> **Input records**:

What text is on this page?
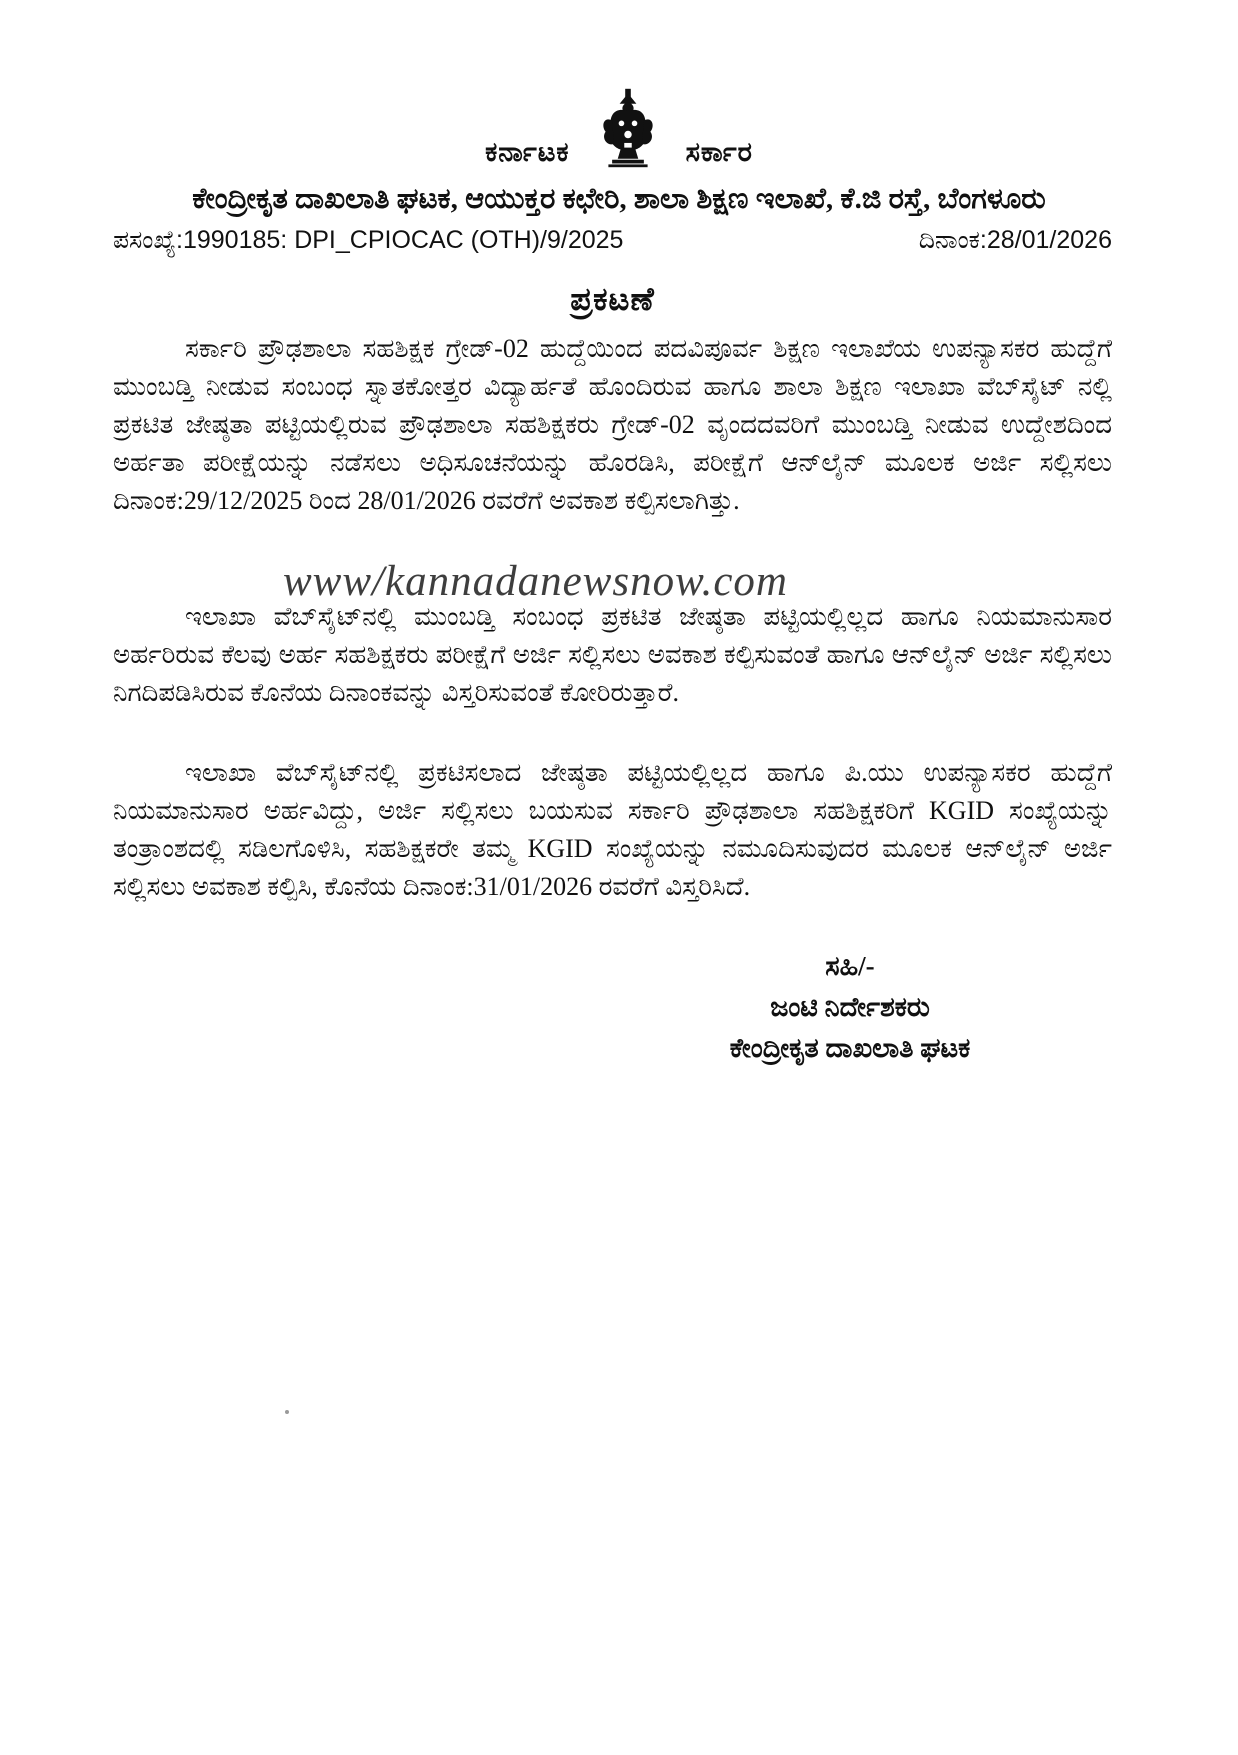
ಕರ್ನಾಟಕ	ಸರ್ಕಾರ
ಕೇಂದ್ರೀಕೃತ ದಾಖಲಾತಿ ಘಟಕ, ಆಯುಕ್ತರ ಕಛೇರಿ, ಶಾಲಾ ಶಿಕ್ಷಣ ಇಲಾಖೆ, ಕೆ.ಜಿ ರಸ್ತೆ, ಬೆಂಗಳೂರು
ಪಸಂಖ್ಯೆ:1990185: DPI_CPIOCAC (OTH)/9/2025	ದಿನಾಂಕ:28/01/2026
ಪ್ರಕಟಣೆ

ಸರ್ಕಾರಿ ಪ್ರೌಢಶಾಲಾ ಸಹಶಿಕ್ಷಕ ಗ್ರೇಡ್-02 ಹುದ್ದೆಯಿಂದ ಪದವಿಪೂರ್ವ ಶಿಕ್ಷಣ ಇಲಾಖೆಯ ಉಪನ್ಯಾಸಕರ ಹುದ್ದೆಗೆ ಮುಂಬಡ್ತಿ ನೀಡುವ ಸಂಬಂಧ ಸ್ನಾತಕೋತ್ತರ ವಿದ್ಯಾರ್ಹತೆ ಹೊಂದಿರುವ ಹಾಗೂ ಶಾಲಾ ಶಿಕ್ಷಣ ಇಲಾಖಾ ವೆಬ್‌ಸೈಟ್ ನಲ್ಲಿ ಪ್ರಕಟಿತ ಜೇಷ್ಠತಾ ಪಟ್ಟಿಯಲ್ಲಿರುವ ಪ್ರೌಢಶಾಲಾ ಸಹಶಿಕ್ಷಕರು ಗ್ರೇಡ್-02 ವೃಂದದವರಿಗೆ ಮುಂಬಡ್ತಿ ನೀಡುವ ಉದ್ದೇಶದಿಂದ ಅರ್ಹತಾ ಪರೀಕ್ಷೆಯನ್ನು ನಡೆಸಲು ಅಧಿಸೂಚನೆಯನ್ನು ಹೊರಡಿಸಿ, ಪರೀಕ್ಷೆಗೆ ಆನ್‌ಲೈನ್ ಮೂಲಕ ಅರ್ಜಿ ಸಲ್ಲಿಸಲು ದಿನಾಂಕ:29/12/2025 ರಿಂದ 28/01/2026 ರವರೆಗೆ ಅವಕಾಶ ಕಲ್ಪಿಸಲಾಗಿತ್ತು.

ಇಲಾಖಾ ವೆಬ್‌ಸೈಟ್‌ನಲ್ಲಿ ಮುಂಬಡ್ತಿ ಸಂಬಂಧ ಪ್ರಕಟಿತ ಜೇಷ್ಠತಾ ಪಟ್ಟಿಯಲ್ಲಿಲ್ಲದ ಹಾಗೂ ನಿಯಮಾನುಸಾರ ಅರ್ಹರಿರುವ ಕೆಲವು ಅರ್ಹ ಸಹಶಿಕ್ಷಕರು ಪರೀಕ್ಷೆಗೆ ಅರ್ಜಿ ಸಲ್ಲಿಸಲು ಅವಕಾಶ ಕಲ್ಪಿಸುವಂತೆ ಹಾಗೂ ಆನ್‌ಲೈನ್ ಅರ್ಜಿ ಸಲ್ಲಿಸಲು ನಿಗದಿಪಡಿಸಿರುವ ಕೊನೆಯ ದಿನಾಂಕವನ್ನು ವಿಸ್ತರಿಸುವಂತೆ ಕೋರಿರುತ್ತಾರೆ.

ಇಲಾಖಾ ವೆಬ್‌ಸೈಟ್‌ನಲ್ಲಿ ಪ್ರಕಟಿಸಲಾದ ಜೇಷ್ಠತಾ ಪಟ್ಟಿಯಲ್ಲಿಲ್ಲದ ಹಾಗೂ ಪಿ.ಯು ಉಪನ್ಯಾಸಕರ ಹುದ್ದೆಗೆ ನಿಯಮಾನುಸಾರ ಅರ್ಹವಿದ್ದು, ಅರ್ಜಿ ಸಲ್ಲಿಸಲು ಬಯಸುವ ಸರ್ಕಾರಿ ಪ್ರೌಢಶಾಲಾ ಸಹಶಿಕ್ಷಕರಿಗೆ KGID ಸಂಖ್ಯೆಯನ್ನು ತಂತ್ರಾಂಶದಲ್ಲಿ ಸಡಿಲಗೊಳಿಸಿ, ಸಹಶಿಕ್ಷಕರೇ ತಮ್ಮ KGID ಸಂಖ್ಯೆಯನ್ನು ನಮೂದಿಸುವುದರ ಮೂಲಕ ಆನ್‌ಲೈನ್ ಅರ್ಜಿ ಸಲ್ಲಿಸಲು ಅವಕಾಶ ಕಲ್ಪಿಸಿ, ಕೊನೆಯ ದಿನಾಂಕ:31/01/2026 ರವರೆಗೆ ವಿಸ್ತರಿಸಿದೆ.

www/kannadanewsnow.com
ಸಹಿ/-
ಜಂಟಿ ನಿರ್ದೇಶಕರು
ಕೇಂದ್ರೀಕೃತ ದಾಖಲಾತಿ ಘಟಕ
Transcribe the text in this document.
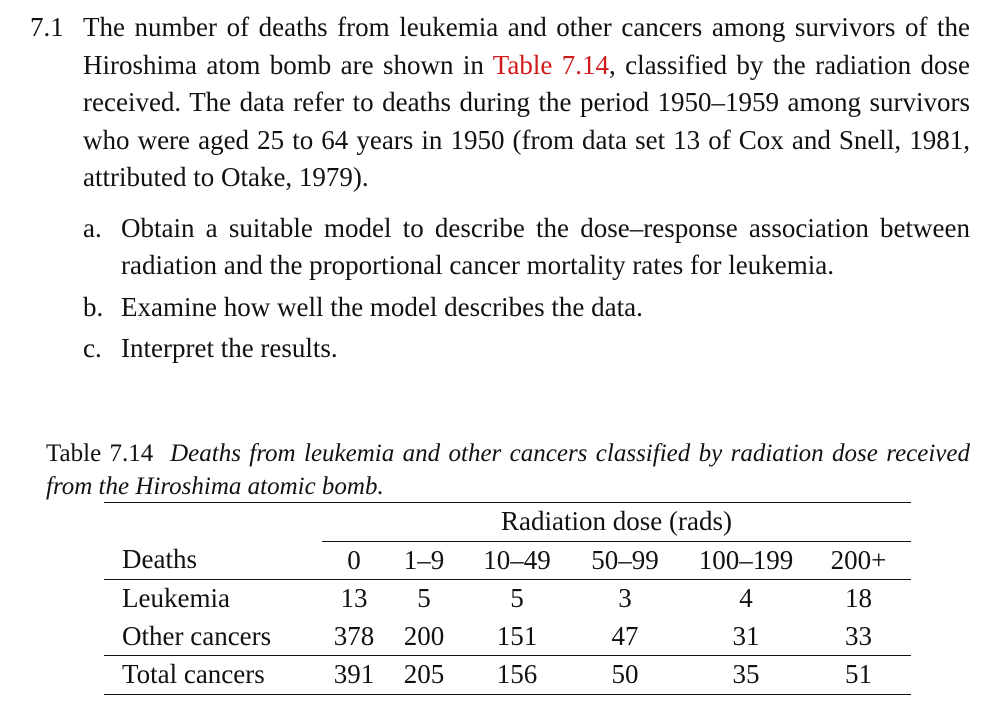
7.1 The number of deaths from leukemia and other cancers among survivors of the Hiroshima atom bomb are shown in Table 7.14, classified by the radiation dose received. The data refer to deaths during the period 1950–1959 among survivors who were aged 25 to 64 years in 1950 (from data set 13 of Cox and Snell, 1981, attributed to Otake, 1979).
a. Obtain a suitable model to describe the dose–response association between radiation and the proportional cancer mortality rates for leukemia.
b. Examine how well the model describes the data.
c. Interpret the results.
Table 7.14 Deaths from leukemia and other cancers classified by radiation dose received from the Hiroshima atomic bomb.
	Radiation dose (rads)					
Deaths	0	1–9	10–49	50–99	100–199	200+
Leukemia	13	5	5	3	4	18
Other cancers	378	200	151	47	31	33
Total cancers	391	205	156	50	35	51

> **Brief**: Work out how many lines above contain the word "this". Give only the number.

> **Task answer**: 2